Directive: Set down each entry from the block beneath, exactly as written.

#### Data provided ####

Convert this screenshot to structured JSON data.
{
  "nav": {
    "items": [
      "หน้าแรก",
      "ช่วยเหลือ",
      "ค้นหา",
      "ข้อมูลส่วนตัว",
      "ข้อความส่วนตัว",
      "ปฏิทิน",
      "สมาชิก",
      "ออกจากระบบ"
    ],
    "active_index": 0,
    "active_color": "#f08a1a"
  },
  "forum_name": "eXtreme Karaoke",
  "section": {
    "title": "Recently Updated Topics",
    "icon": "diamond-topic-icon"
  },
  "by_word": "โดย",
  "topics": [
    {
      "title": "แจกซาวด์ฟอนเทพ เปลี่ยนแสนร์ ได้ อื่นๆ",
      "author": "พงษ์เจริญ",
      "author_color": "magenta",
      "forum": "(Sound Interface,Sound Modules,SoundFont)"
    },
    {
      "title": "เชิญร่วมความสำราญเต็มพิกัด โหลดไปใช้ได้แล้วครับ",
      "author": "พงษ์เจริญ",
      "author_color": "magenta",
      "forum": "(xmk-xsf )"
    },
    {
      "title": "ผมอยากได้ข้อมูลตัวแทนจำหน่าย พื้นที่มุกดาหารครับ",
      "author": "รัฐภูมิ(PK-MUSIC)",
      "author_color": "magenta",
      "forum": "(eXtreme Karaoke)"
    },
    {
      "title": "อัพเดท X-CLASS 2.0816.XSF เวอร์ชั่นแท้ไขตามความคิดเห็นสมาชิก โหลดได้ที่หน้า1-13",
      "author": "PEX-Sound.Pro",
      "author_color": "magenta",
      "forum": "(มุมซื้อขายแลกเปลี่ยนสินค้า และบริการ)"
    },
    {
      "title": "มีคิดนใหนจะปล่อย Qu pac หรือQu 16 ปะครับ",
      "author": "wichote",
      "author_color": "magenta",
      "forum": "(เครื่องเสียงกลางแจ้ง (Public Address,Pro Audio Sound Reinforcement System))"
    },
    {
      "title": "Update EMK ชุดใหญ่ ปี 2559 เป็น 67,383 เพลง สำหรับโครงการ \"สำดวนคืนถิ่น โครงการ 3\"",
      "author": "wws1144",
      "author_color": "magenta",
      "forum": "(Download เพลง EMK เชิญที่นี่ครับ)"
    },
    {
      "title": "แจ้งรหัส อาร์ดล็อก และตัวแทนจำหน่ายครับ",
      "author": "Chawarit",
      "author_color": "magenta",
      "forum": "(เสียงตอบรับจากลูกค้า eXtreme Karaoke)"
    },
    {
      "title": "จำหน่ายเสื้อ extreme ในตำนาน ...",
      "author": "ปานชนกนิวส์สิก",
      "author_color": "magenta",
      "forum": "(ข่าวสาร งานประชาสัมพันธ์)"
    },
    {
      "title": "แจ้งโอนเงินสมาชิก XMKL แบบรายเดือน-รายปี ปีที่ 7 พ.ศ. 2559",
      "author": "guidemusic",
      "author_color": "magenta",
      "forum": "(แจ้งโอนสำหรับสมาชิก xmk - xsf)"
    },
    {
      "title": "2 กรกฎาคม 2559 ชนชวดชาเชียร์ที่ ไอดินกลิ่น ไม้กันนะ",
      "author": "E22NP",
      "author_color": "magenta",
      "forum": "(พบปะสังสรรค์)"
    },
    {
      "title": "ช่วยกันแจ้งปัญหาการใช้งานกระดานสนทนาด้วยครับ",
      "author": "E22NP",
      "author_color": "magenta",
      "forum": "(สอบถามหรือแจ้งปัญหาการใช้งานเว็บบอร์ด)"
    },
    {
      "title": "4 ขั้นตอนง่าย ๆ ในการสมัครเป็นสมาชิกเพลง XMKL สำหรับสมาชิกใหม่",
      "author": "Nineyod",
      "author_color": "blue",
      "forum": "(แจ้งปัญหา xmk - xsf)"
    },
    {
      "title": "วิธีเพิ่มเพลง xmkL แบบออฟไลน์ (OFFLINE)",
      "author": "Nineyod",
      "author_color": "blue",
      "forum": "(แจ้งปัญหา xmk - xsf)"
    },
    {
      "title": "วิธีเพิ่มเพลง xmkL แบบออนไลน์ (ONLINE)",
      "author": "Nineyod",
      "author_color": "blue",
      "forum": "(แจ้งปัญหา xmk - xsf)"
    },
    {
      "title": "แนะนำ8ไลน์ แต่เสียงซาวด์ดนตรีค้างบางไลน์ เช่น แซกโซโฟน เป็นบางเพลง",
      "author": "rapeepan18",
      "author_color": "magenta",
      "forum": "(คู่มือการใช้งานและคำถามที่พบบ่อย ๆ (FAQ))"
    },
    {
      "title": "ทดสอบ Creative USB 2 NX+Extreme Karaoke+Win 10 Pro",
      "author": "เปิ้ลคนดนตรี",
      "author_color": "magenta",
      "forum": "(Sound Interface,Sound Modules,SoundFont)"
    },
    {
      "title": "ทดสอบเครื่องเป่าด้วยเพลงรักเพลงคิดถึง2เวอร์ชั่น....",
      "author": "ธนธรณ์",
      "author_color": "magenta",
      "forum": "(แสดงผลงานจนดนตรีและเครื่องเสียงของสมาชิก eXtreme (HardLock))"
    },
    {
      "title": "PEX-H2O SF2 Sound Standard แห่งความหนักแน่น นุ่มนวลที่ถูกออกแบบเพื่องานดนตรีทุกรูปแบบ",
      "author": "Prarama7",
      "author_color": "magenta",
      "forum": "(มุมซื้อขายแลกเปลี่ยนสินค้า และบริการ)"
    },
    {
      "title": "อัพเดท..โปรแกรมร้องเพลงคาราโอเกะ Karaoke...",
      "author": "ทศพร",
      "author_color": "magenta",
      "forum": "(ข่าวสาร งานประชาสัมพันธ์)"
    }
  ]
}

####

Result of the task:
Convert this screenshot to structured JSON data.
{
  "nav": {
    "items": [
      "หน้าแรก",
      "ช่วยเหลือ",
      "ค้นหา",
      "ข้อมูลส่วนตัว",
      "ข้อความส่วนตัว",
      "ปฏิทิน",
      "สมาชิก",
      "ออกจากระบบ"
    ],
    "active_index": 0,
    "active_color": "#f08a1a"
  },
  "forum_name": "eXtreme Karaoke",
  "section": {
    "title": "Recently Updated Topics",
    "icon": "diamond-topic-icon"
  },
  "by_word": "โดย",
  "topics": [
    {
      "title": "แจกซาวด์ฟอนเทพ เปลี่ยนแสนร์ ได้ อื่นๆ",
      "author": "พงษ์เจริญ",
      "author_color": "magenta",
      "forum": "(Sound Interface,Sound Modules,SoundFont)"
    },
    {
      "title": "เชิญร่วมความสำราญเต็มพิกัด โหลดไปใช้ได้แล้วครับ",
      "author": "พงษ์เจริญ",
      "author_color": "magenta",
      "forum": "(xmk-xsf )"
    },
    {
      "title": "ผมอยากได้ข้อมูลตัวแทนจำหน่าย พื้นที่มุกดาหารครับ",
      "author": "รัฐภูมิ(PK-MUSIC)",
      "author_color": "magenta",
      "forum": "(eXtreme Karaoke)"
    },
    {
      "title": "อัพเดท X-CLASS 2.0816.XSF เวอร์ชั่นแท้ไขตามความคิดเห็นสมาชิก โหลดได้ที่หน้า1-13",
      "author": "PEX-Sound.Pro",
      "author_color": "magenta",
      "forum": "(มุมซื้อขายแลกเปลี่ยนสินค้า และบริการ)"
    },
    {
      "title": "มีคิดนใหนจะปล่อย Qu pac หรือQu 16 ปะครับ",
      "author": "wichote",
      "author_color": "magenta",
      "forum": "(เครื่องเสียงกลางแจ้ง (Public Address,Pro Audio Sound Reinforcement System))"
    },
    {
      "title": "Update EMK ชุดใหญ่ ปี 2559 เป็น 67,383 เพลง สำหรับโครงการ \"สำดวนคืนถิ่น โครงการ 3\"",
      "author": "wws1144",
      "author_color": "magenta",
      "forum": "(Download เพลง EMK เชิญที่นี่ครับ)"
    },
    {
      "title": "แจ้งรหัส อาร์ดล็อก และตัวแทนจำหน่ายครับ",
      "author": "Chawarit",
      "author_color": "magenta",
      "forum": "(เสียงตอบรับจากลูกค้า eXtreme Karaoke)"
    },
    {
      "title": "จำหน่ายเสื้อ extreme ในตำนาน ...",
      "author": "ปานชนกนิวส์สิก",
      "author_color": "magenta",
      "forum": "(ข่าวสาร งานประชาสัมพันธ์)"
    },
    {
      "title": "แจ้งโอนเงินสมาชิก XMKL แบบรายเดือน-รายปี ปีที่ 7 พ.ศ. 2559",
      "author": "guidemusic",
      "author_color": "magenta",
      "forum": "(แจ้งโอนสำหรับสมาชิก xmk - xsf)"
    },
    {
      "title": "2 กรกฎาคม 2559 ชนชวดชาเชียร์ที่ ไอดินกลิ่น ไม้กันนะ",
      "author": "E22NP",
      "author_color": "magenta",
      "forum": "(พบปะสังสรรค์)"
    },
    {
      "title": "ช่วยกันแจ้งปัญหาการใช้งานกระดานสนทนาด้วยครับ",
      "author": "E22NP",
      "author_color": "magenta",
      "forum": "(สอบถามหรือแจ้งปัญหาการใช้งานเว็บบอร์ด)"
    },
    {
      "title": "4 ขั้นตอนง่าย ๆ ในการสมัครเป็นสมาชิกเพลง XMKL สำหรับสมาชิกใหม่",
      "author": "Nineyod",
      "author_color": "blue",
      "forum": "(แจ้งปัญหา xmk - xsf)"
    },
    {
      "title": "วิธีเพิ่มเพลง xmkL แบบออฟไลน์ (OFFLINE)",
      "author": "Nineyod",
      "author_color": "blue",
      "forum": "(แจ้งปัญหา xmk - xsf)"
    },
    {
      "title": "วิธีเพิ่มเพลง xmkL แบบออนไลน์ (ONLINE)",
      "author": "Nineyod",
      "author_color": "blue",
      "forum": "(แจ้งปัญหา xmk - xsf)"
    },
    {
      "title": "แนะนำ8ไลน์ แต่เสียงซาวด์ดนตรีค้างบางไลน์ เช่น แซกโซโฟน เป็นบางเพลง",
      "author": "rapeepan18",
      "author_color": "magenta",
      "forum": "(คู่มือการใช้งานและคำถามที่พบบ่อย ๆ (FAQ))"
    },
    {
      "title": "ทดสอบ Creative USB 2 NX+Extreme Karaoke+Win 10 Pro",
      "author": "เปิ้ลคนดนตรี",
      "author_color": "magenta",
      "forum": "(Sound Interface,Sound Modules,SoundFont)"
    },
    {
      "title": "ทดสอบเครื่องเป่าด้วยเพลงรักเพลงคิดถึง2เวอร์ชั่น....",
      "author": "ธนธรณ์",
      "author_color": "magenta",
      "forum": "(แสดงผลงานจนดนตรีและเครื่องเสียงของสมาชิก eXtreme (HardLock))"
    },
    {
      "title": "PEX-H2O SF2 Sound Standard แห่งความหนักแน่น นุ่มนวลที่ถูกออกแบบเพื่องานดนตรีทุกรูปแบบ",
      "author": "Prarama7",
      "author_color": "magenta",
      "forum": "(มุมซื้อขายแลกเปลี่ยนสินค้า และบริการ)"
    },
    {
      "title": "อัพเดท..โปรแกรมร้องเพลงคาราโอเกะ Karaoke...",
      "author": "ทศพร",
      "author_color": "magenta",
      "forum": "(ข่าวสาร งานประชาสัมพันธ์)"
    }
  ]
}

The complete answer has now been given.